:: RECORDS TO USE ::
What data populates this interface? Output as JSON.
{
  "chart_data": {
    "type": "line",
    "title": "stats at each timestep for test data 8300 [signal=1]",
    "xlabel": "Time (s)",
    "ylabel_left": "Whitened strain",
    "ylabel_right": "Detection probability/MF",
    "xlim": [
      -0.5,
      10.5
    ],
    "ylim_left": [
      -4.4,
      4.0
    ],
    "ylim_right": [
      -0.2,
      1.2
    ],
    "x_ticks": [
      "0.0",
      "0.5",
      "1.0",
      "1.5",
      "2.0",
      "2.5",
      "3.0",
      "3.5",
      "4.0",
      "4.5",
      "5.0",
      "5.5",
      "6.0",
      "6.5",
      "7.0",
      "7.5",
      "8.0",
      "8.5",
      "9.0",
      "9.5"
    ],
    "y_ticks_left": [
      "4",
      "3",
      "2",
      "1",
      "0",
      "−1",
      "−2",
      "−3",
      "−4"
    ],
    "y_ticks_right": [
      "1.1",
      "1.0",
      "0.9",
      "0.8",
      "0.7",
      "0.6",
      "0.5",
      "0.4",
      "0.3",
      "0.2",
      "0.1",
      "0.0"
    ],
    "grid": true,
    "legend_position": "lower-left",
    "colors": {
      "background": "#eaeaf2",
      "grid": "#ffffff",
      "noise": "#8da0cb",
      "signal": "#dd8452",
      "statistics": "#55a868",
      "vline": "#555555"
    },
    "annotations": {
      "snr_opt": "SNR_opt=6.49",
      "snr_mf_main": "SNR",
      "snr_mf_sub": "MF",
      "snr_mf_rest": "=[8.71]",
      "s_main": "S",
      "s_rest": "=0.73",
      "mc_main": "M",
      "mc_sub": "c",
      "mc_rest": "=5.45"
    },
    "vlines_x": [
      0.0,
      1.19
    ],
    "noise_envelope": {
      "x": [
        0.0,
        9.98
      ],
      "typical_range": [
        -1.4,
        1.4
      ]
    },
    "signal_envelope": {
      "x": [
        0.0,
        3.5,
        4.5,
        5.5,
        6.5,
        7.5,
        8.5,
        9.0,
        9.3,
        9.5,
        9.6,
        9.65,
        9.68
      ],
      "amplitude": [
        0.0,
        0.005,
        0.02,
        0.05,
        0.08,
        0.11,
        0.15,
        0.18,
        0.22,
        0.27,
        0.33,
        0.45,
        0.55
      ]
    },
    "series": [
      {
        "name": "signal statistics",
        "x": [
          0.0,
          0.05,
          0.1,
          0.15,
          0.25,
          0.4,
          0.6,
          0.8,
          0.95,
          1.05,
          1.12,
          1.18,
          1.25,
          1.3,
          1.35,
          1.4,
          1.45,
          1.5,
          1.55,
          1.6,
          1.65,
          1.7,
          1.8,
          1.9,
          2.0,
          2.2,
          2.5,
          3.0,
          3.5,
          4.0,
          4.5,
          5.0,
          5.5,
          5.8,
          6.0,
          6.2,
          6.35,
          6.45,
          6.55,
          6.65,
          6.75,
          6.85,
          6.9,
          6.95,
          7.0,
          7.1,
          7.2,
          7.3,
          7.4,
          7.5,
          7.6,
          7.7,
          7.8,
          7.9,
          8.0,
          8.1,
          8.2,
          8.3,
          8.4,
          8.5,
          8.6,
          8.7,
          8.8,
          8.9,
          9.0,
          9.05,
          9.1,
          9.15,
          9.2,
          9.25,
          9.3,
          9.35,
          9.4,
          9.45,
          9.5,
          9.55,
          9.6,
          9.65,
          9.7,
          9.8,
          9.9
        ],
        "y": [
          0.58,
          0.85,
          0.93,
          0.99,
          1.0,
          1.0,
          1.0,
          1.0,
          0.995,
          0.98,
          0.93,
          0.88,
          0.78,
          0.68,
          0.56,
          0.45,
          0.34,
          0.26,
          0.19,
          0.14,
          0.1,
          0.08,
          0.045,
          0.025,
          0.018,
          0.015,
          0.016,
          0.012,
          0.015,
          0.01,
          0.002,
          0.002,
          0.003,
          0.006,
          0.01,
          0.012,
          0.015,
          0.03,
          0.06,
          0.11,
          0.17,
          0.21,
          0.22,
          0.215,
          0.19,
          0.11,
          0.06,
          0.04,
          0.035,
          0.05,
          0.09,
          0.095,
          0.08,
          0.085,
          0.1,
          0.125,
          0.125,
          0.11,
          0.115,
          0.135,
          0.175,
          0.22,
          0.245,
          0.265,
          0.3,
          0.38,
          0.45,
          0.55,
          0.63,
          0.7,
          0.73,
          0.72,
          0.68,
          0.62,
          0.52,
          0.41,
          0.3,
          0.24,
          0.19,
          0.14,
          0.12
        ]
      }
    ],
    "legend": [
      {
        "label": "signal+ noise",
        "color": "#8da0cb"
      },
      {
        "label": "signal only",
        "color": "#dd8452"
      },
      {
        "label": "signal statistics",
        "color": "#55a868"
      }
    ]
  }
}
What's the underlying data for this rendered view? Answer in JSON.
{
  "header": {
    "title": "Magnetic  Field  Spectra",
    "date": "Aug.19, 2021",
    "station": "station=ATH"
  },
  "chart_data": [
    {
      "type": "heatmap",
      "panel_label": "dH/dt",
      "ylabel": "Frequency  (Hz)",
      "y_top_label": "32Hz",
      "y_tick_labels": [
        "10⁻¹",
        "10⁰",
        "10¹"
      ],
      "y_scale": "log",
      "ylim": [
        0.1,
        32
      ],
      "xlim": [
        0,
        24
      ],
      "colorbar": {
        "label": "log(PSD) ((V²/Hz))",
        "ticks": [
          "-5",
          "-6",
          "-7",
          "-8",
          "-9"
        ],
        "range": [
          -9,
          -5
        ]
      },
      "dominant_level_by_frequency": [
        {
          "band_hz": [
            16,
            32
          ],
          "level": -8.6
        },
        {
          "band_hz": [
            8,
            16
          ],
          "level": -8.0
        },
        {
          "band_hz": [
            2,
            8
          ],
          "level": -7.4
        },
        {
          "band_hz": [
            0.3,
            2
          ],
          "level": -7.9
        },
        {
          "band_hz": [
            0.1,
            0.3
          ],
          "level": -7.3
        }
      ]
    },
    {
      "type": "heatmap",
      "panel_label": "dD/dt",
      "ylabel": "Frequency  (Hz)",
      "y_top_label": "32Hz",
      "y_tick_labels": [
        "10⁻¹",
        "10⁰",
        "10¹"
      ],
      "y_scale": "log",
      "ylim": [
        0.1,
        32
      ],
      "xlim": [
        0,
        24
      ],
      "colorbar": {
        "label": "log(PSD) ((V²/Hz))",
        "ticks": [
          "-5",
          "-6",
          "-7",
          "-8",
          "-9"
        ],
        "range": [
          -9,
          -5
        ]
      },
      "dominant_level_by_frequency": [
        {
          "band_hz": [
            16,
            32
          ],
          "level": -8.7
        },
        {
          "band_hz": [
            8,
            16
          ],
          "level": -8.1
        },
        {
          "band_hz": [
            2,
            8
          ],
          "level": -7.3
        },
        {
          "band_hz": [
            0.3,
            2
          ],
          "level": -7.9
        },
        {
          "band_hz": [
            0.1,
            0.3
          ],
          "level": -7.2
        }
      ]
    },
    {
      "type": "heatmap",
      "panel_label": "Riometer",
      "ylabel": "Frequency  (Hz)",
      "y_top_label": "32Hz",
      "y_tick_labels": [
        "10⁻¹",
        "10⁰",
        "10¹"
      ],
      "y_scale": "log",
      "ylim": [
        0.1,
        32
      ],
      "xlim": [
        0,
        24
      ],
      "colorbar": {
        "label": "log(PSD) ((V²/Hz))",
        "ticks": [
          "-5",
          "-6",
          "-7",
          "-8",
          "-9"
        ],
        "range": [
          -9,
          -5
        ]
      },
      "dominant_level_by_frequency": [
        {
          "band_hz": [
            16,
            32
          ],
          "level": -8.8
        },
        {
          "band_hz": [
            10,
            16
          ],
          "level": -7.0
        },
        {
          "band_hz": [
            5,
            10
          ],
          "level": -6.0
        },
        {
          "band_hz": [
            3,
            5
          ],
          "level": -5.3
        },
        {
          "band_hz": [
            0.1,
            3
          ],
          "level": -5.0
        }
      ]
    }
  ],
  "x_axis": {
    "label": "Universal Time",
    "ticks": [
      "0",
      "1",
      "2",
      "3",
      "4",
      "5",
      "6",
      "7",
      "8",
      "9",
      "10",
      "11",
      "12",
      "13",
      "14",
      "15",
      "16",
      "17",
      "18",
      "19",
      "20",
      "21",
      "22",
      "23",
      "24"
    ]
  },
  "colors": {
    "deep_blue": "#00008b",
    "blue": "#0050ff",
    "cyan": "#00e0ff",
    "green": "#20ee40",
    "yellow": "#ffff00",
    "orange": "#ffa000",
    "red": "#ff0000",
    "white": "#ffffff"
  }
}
:::
• _CHALLENGE_
From the entries above, copy each line holding "What".

• _TASK ANSWER_
What data populates this interface? Output as JSON.
What's the underlying data for this rendered view? Answer in JSON.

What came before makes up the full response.